WHAT NEEDS TO BE DONE:
Return every line below as is, leaving out the pictures.

Start MATERIAL PROVIDED

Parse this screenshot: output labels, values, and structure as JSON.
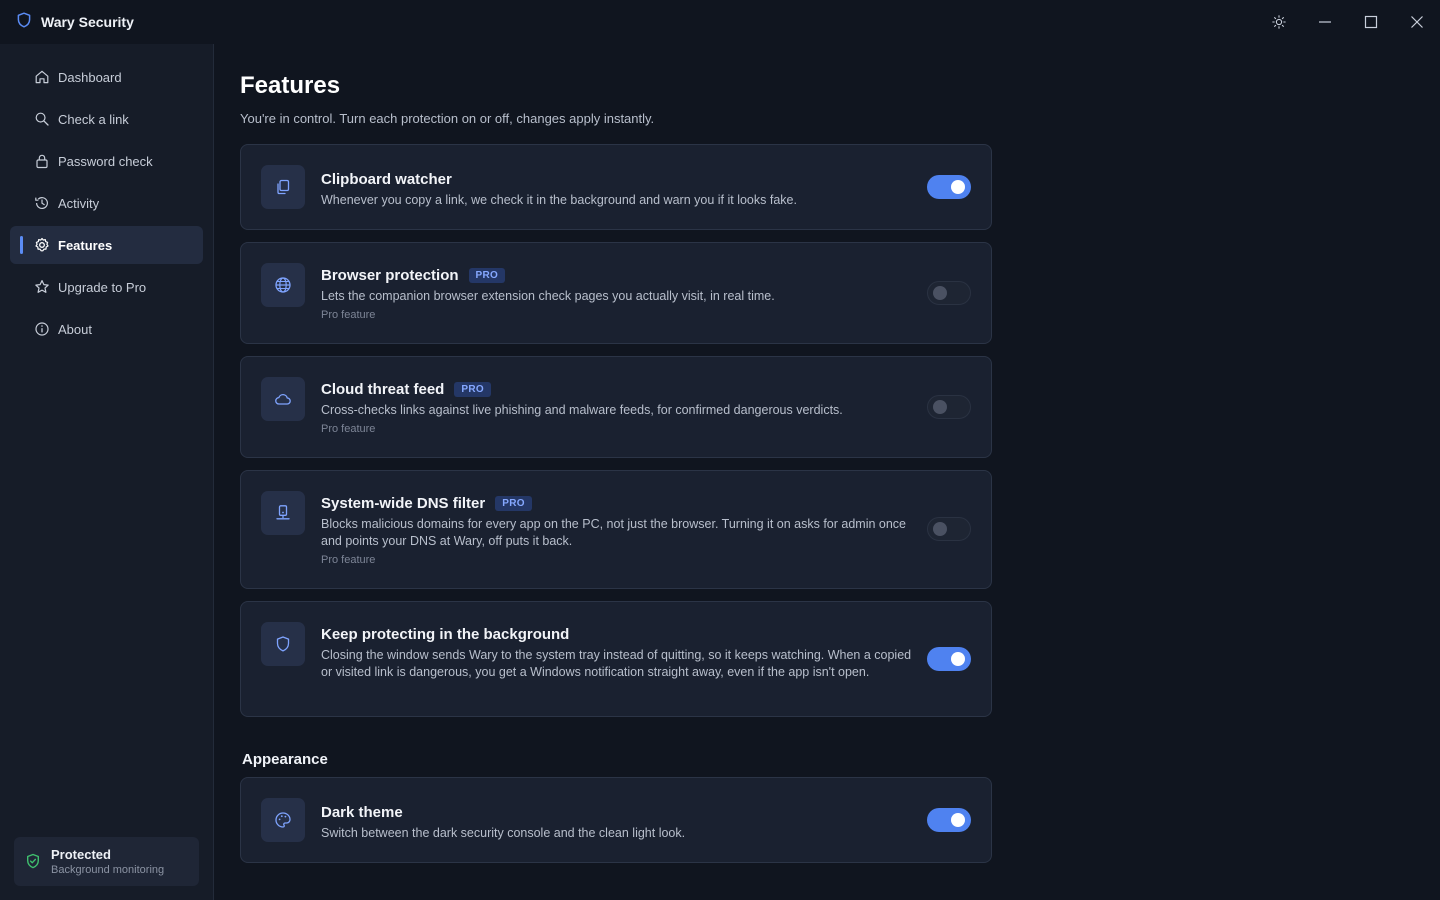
{
  "window": {
    "title": "Wary Security",
    "accent": "#5b8cf5",
    "controls": [
      "theme-toggle",
      "minimize",
      "maximize",
      "close"
    ]
  },
  "sidebar": {
    "items": [
      {
        "label": "Dashboard",
        "icon": "home-icon",
        "active": false
      },
      {
        "label": "Check a link",
        "icon": "search-icon",
        "active": false
      },
      {
        "label": "Password check",
        "icon": "lock-icon",
        "active": false
      },
      {
        "label": "Activity",
        "icon": "history-icon",
        "active": false
      },
      {
        "label": "Features",
        "icon": "gear-icon",
        "active": true
      },
      {
        "label": "Upgrade to Pro",
        "icon": "star-icon",
        "active": false
      },
      {
        "label": "About",
        "icon": "info-icon",
        "active": false
      }
    ],
    "status": {
      "title": "Protected",
      "subtitle": "Background monitoring",
      "color": "#3fbf6e"
    }
  },
  "main": {
    "title": "Features",
    "subtitle": "You're in control. Turn each protection on or off, changes apply instantly.",
    "features": [
      {
        "title": "Clipboard watcher",
        "pro": false,
        "desc": "Whenever you copy a link, we check it in the background and warn you if it looks fake.",
        "note": "",
        "enabled": true,
        "icon": "clipboard-icon"
      },
      {
        "title": "Browser protection",
        "pro": true,
        "badge": "PRO",
        "desc": "Lets the companion browser extension check pages you actually visit, in real time.",
        "note": "Pro feature",
        "enabled": false,
        "icon": "globe-icon"
      },
      {
        "title": "Cloud threat feed",
        "pro": true,
        "badge": "PRO",
        "desc": "Cross-checks links against live phishing and malware feeds, for confirmed dangerous verdicts.",
        "note": "Pro feature",
        "enabled": false,
        "icon": "cloud-icon"
      },
      {
        "title": "System-wide DNS filter",
        "pro": true,
        "badge": "PRO",
        "desc": "Blocks malicious domains for every app on the PC, not just the browser. Turning it on asks for admin once and points your DNS at Wary, off puts it back.",
        "note": "Pro feature",
        "enabled": false,
        "icon": "dns-icon"
      },
      {
        "title": "Keep protecting in the background",
        "pro": false,
        "desc": "Closing the window sends Wary to the system tray instead of quitting, so it keeps watching. When a copied or visited link is dangerous, you get a Windows notification straight away, even if the app isn't open.",
        "note": "",
        "enabled": true,
        "icon": "shield-icon"
      }
    ],
    "appearance": {
      "heading": "Appearance",
      "item": {
        "title": "Dark theme",
        "desc": "Switch between the dark security console and the clean light look.",
        "enabled": true,
        "icon": "palette-icon"
      }
    }
  }
}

End MATERIAL PROVIDED

REPLY TO THE EXERCISE:
Parse this screenshot: output labels, values, and structure as JSON.
{
  "window": {
    "title": "Wary Security",
    "accent": "#5b8cf5",
    "controls": [
      "theme-toggle",
      "minimize",
      "maximize",
      "close"
    ]
  },
  "sidebar": {
    "items": [
      {
        "label": "Dashboard",
        "icon": "home-icon",
        "active": false
      },
      {
        "label": "Check a link",
        "icon": "search-icon",
        "active": false
      },
      {
        "label": "Password check",
        "icon": "lock-icon",
        "active": false
      },
      {
        "label": "Activity",
        "icon": "history-icon",
        "active": false
      },
      {
        "label": "Features",
        "icon": "gear-icon",
        "active": true
      },
      {
        "label": "Upgrade to Pro",
        "icon": "star-icon",
        "active": false
      },
      {
        "label": "About",
        "icon": "info-icon",
        "active": false
      }
    ],
    "status": {
      "title": "Protected",
      "subtitle": "Background monitoring",
      "color": "#3fbf6e"
    }
  },
  "main": {
    "title": "Features",
    "subtitle": "You're in control. Turn each protection on or off, changes apply instantly.",
    "features": [
      {
        "title": "Clipboard watcher",
        "pro": false,
        "desc": "Whenever you copy a link, we check it in the background and warn you if it looks fake.",
        "note": "",
        "enabled": true,
        "icon": "clipboard-icon"
      },
      {
        "title": "Browser protection",
        "pro": true,
        "badge": "PRO",
        "desc": "Lets the companion browser extension check pages you actually visit, in real time.",
        "note": "Pro feature",
        "enabled": false,
        "icon": "globe-icon"
      },
      {
        "title": "Cloud threat feed",
        "pro": true,
        "badge": "PRO",
        "desc": "Cross-checks links against live phishing and malware feeds, for confirmed dangerous verdicts.",
        "note": "Pro feature",
        "enabled": false,
        "icon": "cloud-icon"
      },
      {
        "title": "System-wide DNS filter",
        "pro": true,
        "badge": "PRO",
        "desc": "Blocks malicious domains for every app on the PC, not just the browser. Turning it on asks for admin once and points your DNS at Wary, off puts it back.",
        "note": "Pro feature",
        "enabled": false,
        "icon": "dns-icon"
      },
      {
        "title": "Keep protecting in the background",
        "pro": false,
        "desc": "Closing the window sends Wary to the system tray instead of quitting, so it keeps watching. When a copied or visited link is dangerous, you get a Windows notification straight away, even if the app isn't open.",
        "note": "",
        "enabled": true,
        "icon": "shield-icon"
      }
    ],
    "appearance": {
      "heading": "Appearance",
      "item": {
        "title": "Dark theme",
        "desc": "Switch between the dark security console and the clean light look.",
        "enabled": true,
        "icon": "palette-icon"
      }
    }
  }
}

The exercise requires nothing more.